Collected data
___
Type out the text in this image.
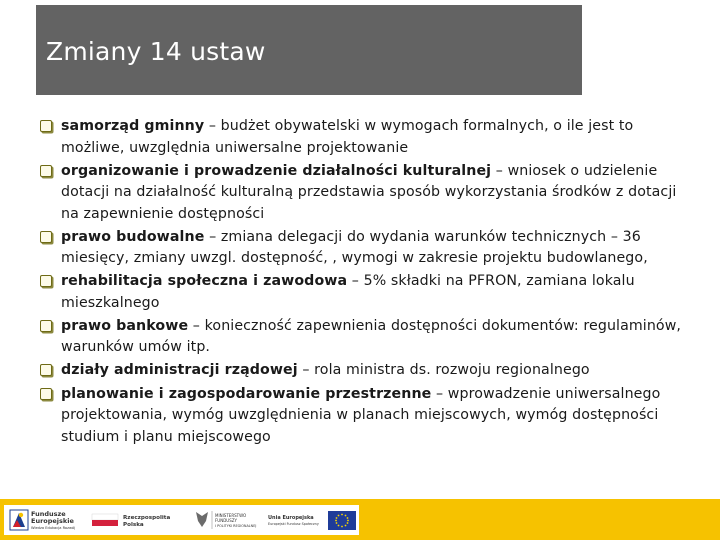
Zmiany 14 ustaw
samorząd gminny – budżet obywatelski w wymogach formalnych, o ile jest to możliwe, uwzględnia uniwersalne projektowanie
organizowanie i prowadzenie działalności kulturalnej – wniosek o udzielenie dotacji na działalność kulturalną przedstawia sposób wykorzystania środków z dotacji na zapewnienie dostępności
prawo budowalne – zmiana delegacji do wydania warunków technicznych – 36 miesięcy, zmiany uwzgl. dostępność, , wymogi w zakresie projektu budowlanego,
rehabilitacja społeczna i zawodowa – 5% składki na PFRON, zamiana lokalu mieszkalnego
prawo bankowe – konieczność zapewnienia dostępności dokumentów: regulaminów, warunków umów itp.
działy administracji rządowej – rola ministra ds. rozwoju regionalnego
planowanie i zagospodarowanie przestrzenne – wprowadzenie uniwersalnego projektowania, wymóg uwzględnienia w planach miejscowych, wymóg dostępności studium i planu miejscowego
Fundusze
Europejskie
Wiedza Edukacja Rozwój
Rzeczpospolita
Polska
MINISTERSTWO
FUNDUSZY
I POLITYKI REGIONALNEJ
Unia Europejska
Europejski Fundusz Społeczny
___
# TASK OBJECTIVE:
In the entries above, find each line with the word "dostępności" and show it.

# EXERCISE OUTPUT:
organizowanie i prowadzenie działalności kulturalnej – wniosek o udzielenie dotacji na działalność kulturalną przedstawia sposób wykorzystania środków z dotacji na zapewnienie dostępności
prawo bankowe – konieczność zapewnienia dostępności dokumentów: regulaminów, warunków umów itp.
planowanie i zagospodarowanie przestrzenne – wprowadzenie uniwersalnego projektowania, wymóg uwzględnienia w planach miejscowych, wymóg dostępności studium i planu miejscowego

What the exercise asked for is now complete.